== Exercise instructions ==
Scan the material for the word "Properties" and copy each line where it occurs.

== Extracted records ==
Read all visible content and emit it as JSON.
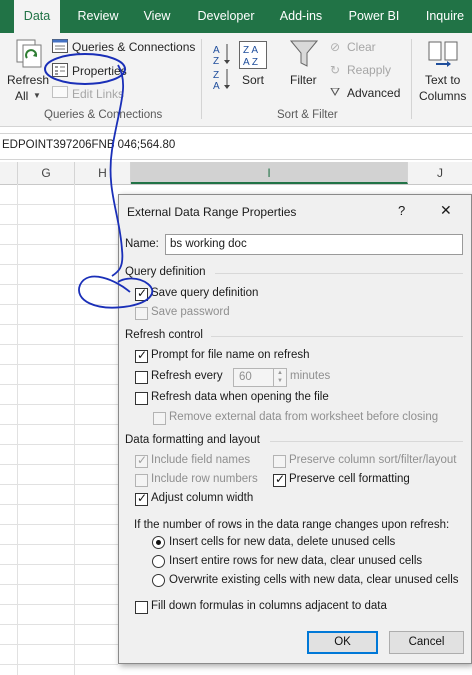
{
  "ribbon": {
    "tabs": [
      "Data",
      "Review",
      "View",
      "Developer",
      "Add-ins",
      "Power BI",
      "Inquire"
    ],
    "active_tab": "Data",
    "refresh_all": "Refresh",
    "refresh_all_2": "All",
    "queries_connections": "Queries & Connections",
    "properties": "Properties",
    "edit_links": "Edit Links",
    "group_queries": "Queries & Connections",
    "sort": "Sort",
    "filter": "Filter",
    "clear": "Clear",
    "reapply": "Reapply",
    "advanced": "Advanced",
    "group_sort_filter": "Sort & Filter",
    "text_to": "Text to",
    "columns": "Columns"
  },
  "formula_bar": {
    "content": "EDPOINT397206FNB 046;564.80"
  },
  "columns": [
    "G",
    "H",
    "I",
    "J"
  ],
  "dialog": {
    "title": "External Data Range Properties",
    "help": "?",
    "close": "✕",
    "name_label": "Name:",
    "name_value": "bs working doc",
    "query_definition": "Query definition",
    "save_query_definition": "Save query definition",
    "save_password": "Save password",
    "refresh_control": "Refresh control",
    "prompt_file_name": "Prompt for file name on refresh",
    "refresh_every": "Refresh every",
    "refresh_minutes_value": "60",
    "minutes": "minutes",
    "refresh_on_open": "Refresh data when opening the file",
    "remove_external": "Remove external data from worksheet before closing",
    "data_formatting": "Data formatting and layout",
    "include_field_names": "Include field names",
    "preserve_sort": "Preserve column sort/filter/layout",
    "include_row_numbers": "Include row numbers",
    "preserve_cell_formatting": "Preserve cell formatting",
    "adjust_column_width": "Adjust column width",
    "rows_change_prompt": "If the number of rows in the data range changes upon refresh:",
    "option_insert_cells": "Insert cells for new data, delete unused cells",
    "option_insert_rows": "Insert entire rows for new data, clear unused cells",
    "option_overwrite": "Overwrite existing cells with new data, clear unused cells",
    "fill_down": "Fill down formulas in columns adjacent to data",
    "ok": "OK",
    "cancel": "Cancel"
  },
  "colors": {
    "ribbon_green": "#217346",
    "annotation": "#1a2fb8"
  }
}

== Answer to this task ==
    "properties": "Properties",
    "title": "External Data Range Properties",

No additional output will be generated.